» WHAT THE TASK REQUIRES: Write each record again exactly as it stands.

── DATA RECORDS ──

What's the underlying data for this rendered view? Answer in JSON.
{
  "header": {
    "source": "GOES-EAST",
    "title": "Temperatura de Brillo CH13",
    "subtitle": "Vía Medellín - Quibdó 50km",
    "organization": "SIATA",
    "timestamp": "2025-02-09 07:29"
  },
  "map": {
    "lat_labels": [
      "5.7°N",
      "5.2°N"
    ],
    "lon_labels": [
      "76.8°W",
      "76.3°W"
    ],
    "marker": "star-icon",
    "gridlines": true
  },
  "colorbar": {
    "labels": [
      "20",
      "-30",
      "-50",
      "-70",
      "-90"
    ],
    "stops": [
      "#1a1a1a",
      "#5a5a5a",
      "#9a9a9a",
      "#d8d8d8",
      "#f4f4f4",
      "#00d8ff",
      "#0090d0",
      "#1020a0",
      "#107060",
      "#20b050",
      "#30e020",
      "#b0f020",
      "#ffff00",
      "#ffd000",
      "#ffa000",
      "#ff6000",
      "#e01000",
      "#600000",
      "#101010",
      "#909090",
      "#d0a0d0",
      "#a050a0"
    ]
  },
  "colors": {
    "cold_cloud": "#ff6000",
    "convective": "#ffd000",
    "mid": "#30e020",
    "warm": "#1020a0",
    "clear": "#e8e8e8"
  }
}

───

» RESULT:
What's the underlying data for this rendered view? Answer in JSON.
{
  "header": {
    "source": "GOES-EAST",
    "title": "Temperatura de Brillo CH13",
    "subtitle": "Vía Medellín - Quibdó 50km",
    "organization": "SIATA",
    "timestamp": "2025-02-09 07:29"
  },
  "map": {
    "lat_labels": [
      "5.7°N",
      "5.2°N"
    ],
    "lon_labels": [
      "76.8°W",
      "76.3°W"
    ],
    "marker": "star-icon",
    "gridlines": true
  },
  "colorbar": {
    "labels": [
      "20",
      "-30",
      "-50",
      "-70",
      "-90"
    ],
    "stops": [
      "#1a1a1a",
      "#5a5a5a",
      "#9a9a9a",
      "#d8d8d8",
      "#f4f4f4",
      "#00d8ff",
      "#0090d0",
      "#1020a0",
      "#107060",
      "#20b050",
      "#30e020",
      "#b0f020",
      "#ffff00",
      "#ffd000",
      "#ffa000",
      "#ff6000",
      "#e01000",
      "#600000",
      "#101010",
      "#909090",
      "#d0a0d0",
      "#a050a0"
    ]
  },
  "colors": {
    "cold_cloud": "#ff6000",
    "convective": "#ffd000",
    "mid": "#30e020",
    "warm": "#1020a0",
    "clear": "#e8e8e8"
  }
}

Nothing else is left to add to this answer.